» Exercise goal:
Pull out every line below containing the word "JSON".

--- Start of Listed records ---

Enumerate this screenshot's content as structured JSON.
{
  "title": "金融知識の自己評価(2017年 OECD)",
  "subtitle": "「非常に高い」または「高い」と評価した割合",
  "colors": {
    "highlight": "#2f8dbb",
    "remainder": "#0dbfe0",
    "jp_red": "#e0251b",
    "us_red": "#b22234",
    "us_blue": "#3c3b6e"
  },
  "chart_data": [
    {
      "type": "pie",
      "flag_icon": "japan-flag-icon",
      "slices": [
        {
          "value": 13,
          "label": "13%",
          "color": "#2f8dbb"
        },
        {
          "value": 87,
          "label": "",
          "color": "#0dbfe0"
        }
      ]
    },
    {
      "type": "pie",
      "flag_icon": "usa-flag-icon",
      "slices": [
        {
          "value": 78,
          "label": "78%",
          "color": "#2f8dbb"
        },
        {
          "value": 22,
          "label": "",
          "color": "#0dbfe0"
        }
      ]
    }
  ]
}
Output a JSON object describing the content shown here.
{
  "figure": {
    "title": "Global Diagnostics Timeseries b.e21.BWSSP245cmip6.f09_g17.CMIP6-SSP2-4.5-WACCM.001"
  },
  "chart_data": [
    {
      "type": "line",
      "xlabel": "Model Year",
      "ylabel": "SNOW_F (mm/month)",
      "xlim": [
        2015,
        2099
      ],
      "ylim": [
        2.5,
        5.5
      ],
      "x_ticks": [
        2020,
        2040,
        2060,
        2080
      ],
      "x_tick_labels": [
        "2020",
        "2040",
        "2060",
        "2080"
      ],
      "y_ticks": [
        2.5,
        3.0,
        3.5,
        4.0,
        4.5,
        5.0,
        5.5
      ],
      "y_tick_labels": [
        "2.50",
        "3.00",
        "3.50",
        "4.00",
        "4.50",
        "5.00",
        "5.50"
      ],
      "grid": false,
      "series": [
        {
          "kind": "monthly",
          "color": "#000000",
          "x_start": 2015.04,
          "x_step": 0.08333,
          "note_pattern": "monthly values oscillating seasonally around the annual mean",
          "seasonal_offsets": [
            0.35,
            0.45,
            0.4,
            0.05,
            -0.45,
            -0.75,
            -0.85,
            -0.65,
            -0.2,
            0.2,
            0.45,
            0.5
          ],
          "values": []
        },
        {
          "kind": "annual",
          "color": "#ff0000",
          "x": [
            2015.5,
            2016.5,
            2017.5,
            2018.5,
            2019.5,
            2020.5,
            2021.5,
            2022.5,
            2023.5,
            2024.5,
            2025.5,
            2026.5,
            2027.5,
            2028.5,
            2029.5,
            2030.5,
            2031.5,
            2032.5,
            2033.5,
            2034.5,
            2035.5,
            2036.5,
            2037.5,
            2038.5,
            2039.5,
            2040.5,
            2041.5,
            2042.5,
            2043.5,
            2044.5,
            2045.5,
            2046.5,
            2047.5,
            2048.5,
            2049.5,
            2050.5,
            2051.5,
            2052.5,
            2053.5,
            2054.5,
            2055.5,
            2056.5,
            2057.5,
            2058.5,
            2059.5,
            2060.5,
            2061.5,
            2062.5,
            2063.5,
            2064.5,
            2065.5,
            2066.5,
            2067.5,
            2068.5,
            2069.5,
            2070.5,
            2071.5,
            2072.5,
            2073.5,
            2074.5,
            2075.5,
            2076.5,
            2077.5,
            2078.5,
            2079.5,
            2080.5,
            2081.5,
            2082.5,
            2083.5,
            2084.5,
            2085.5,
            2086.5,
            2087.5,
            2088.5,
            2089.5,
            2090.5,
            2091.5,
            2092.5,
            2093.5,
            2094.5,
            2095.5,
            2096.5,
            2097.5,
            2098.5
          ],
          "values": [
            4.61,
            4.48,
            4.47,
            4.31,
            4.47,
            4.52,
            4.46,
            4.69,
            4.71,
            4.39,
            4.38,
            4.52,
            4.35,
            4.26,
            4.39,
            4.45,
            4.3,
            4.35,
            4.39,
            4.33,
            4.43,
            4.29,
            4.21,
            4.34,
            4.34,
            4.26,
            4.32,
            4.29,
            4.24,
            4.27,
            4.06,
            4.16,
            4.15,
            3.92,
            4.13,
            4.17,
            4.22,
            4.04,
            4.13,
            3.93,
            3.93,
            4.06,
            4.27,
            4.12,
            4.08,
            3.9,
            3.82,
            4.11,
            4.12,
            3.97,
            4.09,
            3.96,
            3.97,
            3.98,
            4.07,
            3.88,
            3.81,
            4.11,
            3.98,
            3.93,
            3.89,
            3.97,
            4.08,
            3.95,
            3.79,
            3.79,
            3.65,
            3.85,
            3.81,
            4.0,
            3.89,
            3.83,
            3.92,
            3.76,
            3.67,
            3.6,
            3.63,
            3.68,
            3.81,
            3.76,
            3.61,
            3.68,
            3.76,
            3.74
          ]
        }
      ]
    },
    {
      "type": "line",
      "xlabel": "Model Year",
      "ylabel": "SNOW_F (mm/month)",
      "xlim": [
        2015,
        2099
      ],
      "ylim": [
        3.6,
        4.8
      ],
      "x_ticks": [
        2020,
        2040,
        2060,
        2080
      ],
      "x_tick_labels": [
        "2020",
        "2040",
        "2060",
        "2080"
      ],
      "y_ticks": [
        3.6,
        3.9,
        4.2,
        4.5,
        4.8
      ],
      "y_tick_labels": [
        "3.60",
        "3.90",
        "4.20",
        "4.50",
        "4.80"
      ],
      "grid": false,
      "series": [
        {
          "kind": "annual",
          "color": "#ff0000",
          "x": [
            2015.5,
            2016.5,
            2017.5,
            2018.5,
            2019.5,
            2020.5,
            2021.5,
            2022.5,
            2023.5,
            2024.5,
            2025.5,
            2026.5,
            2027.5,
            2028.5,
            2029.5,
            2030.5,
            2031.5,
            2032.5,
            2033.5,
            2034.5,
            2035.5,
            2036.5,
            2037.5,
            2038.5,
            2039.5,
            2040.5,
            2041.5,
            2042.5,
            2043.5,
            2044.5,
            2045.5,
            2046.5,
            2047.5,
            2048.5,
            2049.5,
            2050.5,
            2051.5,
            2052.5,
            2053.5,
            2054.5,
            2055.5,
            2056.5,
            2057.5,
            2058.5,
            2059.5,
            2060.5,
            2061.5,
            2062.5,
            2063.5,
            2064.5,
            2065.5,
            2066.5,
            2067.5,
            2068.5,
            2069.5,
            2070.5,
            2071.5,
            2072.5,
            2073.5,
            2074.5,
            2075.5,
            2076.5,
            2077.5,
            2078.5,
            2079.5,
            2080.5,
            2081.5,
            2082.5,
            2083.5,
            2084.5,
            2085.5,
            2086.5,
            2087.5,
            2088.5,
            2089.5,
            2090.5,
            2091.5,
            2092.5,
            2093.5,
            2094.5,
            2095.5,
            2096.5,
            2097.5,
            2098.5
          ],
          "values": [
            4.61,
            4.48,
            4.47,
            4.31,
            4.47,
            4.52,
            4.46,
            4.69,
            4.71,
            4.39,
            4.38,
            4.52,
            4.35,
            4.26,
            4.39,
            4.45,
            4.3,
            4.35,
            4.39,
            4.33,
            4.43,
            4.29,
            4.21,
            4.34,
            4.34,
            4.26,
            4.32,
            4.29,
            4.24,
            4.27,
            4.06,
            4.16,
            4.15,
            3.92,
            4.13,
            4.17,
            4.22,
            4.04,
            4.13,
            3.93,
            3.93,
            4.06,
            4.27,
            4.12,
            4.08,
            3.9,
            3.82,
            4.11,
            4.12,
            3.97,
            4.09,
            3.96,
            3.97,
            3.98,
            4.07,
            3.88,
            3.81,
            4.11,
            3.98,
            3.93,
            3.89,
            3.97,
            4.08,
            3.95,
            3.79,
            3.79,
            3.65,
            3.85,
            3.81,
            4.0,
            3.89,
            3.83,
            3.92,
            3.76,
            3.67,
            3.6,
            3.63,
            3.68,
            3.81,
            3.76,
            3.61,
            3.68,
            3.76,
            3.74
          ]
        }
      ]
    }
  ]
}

--- End of Listed records ---

» Answer to the task:
Enumerate this screenshot's content as structured JSON.
Output a JSON object describing the content shown here.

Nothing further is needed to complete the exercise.